━━━━━ RECORDS PROVIDED ━━━━━

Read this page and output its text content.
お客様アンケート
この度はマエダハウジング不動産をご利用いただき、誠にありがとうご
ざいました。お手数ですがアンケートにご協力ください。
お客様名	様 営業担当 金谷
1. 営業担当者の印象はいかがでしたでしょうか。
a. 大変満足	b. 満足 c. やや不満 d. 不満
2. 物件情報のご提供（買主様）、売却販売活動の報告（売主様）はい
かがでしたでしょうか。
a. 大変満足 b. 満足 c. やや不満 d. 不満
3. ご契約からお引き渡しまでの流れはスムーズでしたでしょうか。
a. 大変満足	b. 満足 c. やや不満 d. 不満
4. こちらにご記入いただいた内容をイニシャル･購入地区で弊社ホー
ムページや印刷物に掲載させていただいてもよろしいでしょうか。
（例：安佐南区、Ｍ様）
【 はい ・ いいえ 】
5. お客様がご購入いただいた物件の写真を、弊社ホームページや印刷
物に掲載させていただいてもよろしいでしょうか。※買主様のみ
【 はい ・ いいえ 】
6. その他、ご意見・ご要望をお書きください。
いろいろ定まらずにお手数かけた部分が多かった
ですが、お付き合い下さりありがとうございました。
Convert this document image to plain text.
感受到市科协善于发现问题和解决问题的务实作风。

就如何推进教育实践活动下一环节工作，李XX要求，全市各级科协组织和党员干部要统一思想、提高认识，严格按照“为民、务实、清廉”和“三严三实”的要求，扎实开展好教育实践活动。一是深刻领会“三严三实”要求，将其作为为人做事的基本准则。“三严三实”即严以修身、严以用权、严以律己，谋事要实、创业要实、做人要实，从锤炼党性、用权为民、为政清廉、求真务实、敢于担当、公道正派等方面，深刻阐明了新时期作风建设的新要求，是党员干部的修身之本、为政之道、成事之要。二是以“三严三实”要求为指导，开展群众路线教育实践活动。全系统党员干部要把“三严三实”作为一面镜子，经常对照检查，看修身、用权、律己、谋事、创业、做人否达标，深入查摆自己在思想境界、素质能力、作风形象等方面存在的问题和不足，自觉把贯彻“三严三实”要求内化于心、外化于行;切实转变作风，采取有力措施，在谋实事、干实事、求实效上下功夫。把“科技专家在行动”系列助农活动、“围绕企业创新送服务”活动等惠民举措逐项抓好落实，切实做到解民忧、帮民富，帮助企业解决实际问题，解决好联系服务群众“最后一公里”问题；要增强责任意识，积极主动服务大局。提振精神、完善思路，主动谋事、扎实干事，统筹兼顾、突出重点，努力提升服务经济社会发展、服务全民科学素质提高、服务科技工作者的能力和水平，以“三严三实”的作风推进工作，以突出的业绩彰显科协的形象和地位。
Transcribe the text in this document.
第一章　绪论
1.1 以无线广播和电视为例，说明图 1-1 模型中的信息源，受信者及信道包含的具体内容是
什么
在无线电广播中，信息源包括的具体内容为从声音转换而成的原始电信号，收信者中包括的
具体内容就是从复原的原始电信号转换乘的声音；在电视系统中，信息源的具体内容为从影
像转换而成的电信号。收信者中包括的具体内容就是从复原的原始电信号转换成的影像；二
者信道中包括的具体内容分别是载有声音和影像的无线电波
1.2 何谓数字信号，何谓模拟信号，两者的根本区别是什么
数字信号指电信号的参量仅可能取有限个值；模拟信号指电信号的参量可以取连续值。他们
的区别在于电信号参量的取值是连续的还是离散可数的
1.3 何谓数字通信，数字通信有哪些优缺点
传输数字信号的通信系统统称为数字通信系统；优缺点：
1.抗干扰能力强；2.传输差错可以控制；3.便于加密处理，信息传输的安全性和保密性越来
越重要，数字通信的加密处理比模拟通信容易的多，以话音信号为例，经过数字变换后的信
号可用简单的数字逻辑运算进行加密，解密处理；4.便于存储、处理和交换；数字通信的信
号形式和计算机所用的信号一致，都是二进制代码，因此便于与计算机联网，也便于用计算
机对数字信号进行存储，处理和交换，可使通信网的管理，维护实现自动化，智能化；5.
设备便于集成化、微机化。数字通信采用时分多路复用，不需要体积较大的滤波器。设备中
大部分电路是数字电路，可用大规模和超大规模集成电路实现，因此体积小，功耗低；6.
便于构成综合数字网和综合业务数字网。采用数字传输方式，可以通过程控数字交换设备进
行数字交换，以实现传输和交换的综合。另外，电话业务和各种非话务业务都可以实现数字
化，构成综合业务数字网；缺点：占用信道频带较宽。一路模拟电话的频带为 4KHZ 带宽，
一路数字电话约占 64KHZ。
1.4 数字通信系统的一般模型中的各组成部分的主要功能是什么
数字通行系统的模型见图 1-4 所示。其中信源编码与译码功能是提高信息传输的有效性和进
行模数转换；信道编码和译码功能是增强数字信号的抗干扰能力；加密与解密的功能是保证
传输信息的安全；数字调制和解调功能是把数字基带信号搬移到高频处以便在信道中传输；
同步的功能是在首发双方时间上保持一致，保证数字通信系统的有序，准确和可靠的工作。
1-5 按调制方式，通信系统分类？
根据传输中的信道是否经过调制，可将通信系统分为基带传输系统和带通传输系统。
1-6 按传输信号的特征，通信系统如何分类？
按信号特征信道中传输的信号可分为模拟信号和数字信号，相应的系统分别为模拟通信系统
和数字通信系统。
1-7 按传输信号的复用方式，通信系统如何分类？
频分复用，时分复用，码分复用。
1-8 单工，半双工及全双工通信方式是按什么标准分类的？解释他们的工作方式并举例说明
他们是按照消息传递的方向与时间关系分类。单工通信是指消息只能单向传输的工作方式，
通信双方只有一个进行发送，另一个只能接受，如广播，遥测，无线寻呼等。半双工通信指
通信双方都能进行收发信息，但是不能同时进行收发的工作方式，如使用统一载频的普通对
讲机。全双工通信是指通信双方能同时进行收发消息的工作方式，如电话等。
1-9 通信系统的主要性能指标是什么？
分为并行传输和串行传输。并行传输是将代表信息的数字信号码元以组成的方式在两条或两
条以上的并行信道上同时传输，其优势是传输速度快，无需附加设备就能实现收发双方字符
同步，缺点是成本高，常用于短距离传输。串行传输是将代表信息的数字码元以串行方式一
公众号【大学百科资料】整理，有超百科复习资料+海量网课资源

━━━━━

◆ EXERCISE: Report how many lines in the records above contain the word "this", giving only the number.

◆ TASK OUTPUT: 3